── Task input

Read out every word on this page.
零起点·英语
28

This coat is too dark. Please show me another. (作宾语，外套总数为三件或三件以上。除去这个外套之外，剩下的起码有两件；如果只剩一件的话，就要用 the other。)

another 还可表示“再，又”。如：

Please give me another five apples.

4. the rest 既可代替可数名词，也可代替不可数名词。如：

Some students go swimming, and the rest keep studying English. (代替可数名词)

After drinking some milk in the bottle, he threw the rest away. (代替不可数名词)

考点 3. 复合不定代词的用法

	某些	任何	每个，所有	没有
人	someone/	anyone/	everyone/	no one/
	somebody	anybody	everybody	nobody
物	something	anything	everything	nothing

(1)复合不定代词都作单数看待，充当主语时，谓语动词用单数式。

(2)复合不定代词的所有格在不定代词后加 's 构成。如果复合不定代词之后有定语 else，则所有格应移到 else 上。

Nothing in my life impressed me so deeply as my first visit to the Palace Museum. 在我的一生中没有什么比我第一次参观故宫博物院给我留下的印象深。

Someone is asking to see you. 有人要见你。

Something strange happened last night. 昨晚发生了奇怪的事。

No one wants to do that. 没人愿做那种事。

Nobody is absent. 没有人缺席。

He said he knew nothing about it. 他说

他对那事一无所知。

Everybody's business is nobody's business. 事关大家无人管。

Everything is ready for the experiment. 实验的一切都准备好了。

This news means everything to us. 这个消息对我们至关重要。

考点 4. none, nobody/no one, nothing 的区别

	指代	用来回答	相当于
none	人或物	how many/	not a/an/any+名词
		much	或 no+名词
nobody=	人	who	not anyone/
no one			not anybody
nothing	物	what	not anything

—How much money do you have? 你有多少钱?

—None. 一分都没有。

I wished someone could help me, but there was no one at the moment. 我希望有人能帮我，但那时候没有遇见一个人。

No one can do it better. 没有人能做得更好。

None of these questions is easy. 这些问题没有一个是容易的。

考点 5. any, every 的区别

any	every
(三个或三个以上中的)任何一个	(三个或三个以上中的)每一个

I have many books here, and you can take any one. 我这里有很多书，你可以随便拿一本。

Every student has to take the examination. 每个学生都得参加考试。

────

- [What to produce] Select all lines in the listing that include the word "anyone".

- [Problem solution]
人	someone/	anyone/	everyone/	no one/
nobody=	人	who	not anyone/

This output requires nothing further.